### Selected excerpt
══════════

Fluorometholone acetate

Clinical data
- Trade names: Flarex, Florate, Omnitrol
- Other names: Oxylone acetate; 1-Dehydro-9α-fluoro-11β,17α-dihydroxy-6α-methylprogesterone 17α-acetate; 17α-Acetoxy-9α-fluoro-11β-hydroxy-6α-methylpregna-1,4-diene-3,20-dione
- Drug class: Corticosteroid; Glucocorticoid; Progestogen

Identifiers
- IUPAC name [(6S,8S,9R,10S,11S,13S,14S,17R)-17-acetyl-9-fluoro-11-hydroxy-6,10,13-trimethyl-3-oxo-6,7,8,11,12,14,15,16-octahydrocyclopenta[a]phenanthren-17-yl] acetate;
- CAS Number: 3801-06-7;
- PubChem CID: 240767;
- ChemSpider: 210390;
- UNII: 9I50C3I3OK;
- KEGG: D04221;
- ChEBI: CHEBI:78354;
- ChEMBL: ChEMBL1201064;
- CompTox Dashboard (EPA): DTXSID20191424 ;
- ECHA InfoCard: 100.021.156

Chemical and physical data
- Formula: C_{24}H_{31}FO_{5}
- Molar mass: 418.505 g·mol^{−1}
- 3D model (JSmol): Interactive image;
- SMILES [H][C@@]12CC[C@](OC(C)=O)(C(C)=O)[C@@]1(C)C[C@]([H])(O)[C@@]1(F)[C@@]2([H])C[C@]([H])(C)C2=CC(=O)C=C[C@]12C;
- InChI InChI=1S/C24H31FO5/c1-13-10-19-17-7-9-23(14(2)26,30-15(3)27)22(17,5)12-20(29)24(19,25)21(4)8-6-16(28)11-18(13)21/h6,8,11,13,17,19-20,29H,7,9-10,12H2,1-5H3/t13-,17-,19-,20-,21-,22-,23-,24-/m0/s1;

= Fluorometholone acetate =

Chemical compound

Fluorometholone acetate, also known as oxylone acetate and sold under the brand names Flarex, Florate, and Omnitrol, is a synthetic glucocorticoid corticosteroid and a corticosteroid ester, as well as a progestogen and progestogen ester. It is the C17α acetate ester of fluorometholone.

In addition to its potent corticosteroid activity, fluorometholone acetate is a progestogen. It has been studied in the treatment of breast cancer in women and has been found to be effective, producing remission in about 20% of women with advanced breast cancer at an oral dosage of 50 mg/day. However, it also produces severe Cushing's syndrome-like symptoms like plethora, moon face, glycosuria, marked weight gain, hypertension, and osteoporosis at this dosage due to its glucocorticoid activity.

══════════

### Problem 1
From the text on fluorometholone acetate, render this sentence in French: "In addition to its potent corticosteroid activity, fluorometholone acetate is a progestogen."
### Problem 2
According to the text on fluorometholone acetate, at what oral dosage did it produce remission in about 20% of women with advanced breast cancer?

══════════

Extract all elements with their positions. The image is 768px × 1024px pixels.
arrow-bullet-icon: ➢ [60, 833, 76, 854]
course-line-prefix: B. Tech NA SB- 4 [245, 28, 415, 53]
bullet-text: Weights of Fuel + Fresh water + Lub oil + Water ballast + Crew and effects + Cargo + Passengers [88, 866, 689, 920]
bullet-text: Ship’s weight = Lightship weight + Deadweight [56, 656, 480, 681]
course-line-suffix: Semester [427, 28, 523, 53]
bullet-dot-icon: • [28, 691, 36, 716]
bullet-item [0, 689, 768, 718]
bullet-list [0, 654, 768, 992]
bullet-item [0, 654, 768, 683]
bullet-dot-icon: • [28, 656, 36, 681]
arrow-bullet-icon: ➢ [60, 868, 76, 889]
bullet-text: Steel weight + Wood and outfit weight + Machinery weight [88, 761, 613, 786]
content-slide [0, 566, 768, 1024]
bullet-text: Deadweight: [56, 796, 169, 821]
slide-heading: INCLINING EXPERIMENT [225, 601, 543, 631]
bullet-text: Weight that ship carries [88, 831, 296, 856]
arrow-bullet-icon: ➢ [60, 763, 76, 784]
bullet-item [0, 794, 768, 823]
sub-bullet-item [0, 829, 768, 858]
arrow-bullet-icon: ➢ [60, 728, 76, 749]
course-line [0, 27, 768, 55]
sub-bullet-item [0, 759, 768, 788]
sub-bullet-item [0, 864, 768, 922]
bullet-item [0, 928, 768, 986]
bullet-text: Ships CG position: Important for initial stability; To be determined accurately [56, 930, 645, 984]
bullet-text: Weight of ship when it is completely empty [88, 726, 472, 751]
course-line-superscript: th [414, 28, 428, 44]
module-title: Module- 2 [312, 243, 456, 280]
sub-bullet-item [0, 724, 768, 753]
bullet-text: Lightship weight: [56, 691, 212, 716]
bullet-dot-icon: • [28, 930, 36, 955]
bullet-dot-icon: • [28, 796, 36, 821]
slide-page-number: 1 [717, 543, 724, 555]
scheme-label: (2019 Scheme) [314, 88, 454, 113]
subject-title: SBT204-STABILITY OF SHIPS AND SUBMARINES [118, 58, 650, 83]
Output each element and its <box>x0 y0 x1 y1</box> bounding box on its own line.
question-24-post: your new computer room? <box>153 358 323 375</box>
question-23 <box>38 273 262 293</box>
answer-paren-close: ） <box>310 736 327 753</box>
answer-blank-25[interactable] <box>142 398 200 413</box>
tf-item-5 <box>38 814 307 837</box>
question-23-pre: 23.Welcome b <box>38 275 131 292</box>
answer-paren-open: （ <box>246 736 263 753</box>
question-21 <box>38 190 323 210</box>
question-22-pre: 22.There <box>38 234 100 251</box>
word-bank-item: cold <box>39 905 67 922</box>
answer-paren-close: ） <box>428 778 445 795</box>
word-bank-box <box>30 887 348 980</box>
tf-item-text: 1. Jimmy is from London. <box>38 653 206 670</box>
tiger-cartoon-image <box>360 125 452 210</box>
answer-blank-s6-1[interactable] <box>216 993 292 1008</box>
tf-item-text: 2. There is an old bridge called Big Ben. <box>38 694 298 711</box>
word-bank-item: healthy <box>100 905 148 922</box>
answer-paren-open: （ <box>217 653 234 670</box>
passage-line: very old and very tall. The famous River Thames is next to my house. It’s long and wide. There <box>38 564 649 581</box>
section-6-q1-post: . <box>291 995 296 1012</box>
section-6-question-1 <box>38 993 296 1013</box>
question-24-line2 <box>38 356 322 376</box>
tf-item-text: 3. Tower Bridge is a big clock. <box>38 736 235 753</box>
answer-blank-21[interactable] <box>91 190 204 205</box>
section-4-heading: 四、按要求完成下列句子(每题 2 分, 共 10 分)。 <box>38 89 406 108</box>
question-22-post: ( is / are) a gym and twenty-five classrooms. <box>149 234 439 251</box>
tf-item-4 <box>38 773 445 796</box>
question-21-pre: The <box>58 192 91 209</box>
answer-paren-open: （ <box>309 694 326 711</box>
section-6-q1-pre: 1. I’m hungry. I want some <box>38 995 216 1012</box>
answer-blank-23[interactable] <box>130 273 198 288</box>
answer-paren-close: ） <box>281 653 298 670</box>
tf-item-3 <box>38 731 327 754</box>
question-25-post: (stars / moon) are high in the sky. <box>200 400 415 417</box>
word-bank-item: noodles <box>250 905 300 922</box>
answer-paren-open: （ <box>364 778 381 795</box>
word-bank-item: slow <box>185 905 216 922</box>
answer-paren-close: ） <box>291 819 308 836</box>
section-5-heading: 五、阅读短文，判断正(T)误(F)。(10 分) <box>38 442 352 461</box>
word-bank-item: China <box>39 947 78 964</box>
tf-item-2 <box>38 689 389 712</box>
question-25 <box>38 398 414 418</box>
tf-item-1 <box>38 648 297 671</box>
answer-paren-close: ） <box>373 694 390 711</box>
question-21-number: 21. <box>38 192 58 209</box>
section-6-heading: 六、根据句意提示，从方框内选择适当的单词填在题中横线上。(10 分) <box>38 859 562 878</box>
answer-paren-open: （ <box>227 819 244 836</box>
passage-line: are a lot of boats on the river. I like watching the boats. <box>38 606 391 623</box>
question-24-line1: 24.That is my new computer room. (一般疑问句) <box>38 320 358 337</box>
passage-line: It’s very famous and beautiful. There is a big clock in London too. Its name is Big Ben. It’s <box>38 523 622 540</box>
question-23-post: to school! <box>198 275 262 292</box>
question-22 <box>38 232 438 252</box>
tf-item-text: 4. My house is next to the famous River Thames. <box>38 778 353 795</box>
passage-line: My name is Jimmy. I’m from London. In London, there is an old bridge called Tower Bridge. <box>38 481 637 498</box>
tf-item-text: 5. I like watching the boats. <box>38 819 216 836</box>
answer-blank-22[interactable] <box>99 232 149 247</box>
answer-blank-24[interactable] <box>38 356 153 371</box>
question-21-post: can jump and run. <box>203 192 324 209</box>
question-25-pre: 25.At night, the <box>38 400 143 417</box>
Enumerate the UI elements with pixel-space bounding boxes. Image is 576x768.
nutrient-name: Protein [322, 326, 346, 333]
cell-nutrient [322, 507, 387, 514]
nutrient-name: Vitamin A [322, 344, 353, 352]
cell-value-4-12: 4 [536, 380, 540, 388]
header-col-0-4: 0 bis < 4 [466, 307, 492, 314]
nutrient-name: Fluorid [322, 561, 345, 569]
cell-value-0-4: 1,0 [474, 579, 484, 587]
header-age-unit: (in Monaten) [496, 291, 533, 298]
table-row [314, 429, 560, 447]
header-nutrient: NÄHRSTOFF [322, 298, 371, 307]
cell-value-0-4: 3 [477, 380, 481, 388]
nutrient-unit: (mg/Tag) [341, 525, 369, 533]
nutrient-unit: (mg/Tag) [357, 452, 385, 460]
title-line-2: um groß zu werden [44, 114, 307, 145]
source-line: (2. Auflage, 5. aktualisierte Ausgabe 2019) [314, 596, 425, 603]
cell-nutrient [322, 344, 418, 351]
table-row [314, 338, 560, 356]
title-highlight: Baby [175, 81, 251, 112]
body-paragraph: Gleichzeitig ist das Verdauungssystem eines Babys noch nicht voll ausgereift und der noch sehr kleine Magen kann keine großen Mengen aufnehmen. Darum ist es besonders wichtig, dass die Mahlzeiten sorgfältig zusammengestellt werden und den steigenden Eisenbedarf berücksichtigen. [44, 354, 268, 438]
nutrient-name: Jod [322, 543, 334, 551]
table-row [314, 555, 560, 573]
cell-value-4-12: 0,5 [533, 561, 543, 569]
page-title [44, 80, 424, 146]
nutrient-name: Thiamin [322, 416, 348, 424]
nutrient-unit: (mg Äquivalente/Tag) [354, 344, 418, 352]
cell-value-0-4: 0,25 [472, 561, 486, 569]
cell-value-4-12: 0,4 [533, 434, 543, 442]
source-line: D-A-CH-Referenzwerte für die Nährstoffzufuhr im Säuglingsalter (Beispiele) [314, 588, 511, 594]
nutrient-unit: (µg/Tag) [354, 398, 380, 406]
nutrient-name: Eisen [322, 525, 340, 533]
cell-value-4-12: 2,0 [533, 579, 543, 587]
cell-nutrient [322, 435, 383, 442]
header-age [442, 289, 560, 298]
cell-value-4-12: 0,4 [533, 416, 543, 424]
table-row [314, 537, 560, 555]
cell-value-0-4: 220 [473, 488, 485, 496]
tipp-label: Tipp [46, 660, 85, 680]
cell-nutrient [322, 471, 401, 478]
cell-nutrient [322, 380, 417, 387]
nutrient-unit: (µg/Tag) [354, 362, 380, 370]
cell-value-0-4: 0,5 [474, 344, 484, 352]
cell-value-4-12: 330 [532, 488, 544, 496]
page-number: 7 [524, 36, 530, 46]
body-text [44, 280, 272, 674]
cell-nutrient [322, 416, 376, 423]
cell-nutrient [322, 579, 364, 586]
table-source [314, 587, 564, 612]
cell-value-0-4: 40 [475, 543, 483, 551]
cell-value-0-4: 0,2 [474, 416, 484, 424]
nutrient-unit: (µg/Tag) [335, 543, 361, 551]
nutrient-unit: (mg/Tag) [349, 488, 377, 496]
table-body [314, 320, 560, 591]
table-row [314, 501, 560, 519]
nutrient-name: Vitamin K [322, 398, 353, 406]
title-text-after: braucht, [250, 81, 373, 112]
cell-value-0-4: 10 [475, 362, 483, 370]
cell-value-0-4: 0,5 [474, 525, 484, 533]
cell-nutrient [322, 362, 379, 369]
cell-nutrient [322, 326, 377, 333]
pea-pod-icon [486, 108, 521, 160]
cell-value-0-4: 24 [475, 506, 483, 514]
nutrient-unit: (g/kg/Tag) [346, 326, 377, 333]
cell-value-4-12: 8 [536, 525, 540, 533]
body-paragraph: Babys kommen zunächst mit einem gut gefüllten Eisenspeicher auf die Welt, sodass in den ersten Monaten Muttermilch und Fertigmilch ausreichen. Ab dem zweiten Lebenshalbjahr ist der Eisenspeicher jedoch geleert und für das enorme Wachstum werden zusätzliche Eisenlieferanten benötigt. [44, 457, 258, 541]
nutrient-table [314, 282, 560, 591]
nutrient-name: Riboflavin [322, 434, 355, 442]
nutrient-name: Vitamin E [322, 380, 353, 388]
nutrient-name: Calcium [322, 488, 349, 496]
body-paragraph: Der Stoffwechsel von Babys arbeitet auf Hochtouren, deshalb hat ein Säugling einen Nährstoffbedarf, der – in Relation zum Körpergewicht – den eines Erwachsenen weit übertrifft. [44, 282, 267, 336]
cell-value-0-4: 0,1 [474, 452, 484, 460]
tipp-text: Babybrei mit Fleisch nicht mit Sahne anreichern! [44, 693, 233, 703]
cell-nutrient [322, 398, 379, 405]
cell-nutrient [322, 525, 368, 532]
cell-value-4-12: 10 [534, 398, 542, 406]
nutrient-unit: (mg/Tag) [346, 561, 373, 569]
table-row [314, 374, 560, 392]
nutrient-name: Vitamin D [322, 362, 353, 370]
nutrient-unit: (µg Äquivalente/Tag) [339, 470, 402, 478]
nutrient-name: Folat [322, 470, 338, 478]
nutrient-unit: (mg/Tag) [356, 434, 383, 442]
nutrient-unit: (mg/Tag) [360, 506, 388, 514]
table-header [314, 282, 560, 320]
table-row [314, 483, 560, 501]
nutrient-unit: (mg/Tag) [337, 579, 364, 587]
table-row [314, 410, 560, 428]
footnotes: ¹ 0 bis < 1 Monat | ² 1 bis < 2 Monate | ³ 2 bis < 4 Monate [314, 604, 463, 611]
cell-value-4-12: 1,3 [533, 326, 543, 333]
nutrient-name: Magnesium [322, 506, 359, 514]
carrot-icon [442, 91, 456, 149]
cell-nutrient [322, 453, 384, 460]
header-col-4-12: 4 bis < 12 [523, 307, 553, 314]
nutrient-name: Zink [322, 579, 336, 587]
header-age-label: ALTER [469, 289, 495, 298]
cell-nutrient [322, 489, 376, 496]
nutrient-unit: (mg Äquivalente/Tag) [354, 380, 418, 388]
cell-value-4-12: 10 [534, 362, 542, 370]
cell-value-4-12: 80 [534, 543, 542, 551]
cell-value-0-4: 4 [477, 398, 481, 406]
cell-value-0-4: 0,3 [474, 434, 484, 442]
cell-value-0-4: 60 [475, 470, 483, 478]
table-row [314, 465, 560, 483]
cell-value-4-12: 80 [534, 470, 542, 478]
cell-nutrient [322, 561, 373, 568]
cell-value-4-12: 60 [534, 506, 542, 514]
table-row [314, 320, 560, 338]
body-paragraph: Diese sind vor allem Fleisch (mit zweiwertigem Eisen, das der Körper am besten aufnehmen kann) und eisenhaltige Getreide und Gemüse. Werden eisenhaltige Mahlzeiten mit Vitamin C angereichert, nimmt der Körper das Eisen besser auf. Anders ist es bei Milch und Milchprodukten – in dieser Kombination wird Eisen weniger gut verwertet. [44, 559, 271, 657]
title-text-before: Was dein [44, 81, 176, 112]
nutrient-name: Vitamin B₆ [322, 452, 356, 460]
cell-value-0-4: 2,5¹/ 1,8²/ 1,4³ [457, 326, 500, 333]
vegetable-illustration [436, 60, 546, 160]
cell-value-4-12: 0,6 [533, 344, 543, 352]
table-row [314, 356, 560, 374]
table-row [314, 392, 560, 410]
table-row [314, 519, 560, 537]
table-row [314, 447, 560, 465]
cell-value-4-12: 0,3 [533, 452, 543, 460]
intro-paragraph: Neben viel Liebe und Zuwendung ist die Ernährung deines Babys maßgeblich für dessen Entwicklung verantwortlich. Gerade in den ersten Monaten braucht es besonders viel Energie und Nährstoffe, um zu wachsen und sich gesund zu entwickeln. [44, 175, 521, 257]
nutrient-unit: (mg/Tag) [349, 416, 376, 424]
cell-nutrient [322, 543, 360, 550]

══════════

### Reply 1
En plus de sa puissante activité corticostéroïde, l'acétate de fluorométholone est un progestatif.

### Reply 2
50 mg/day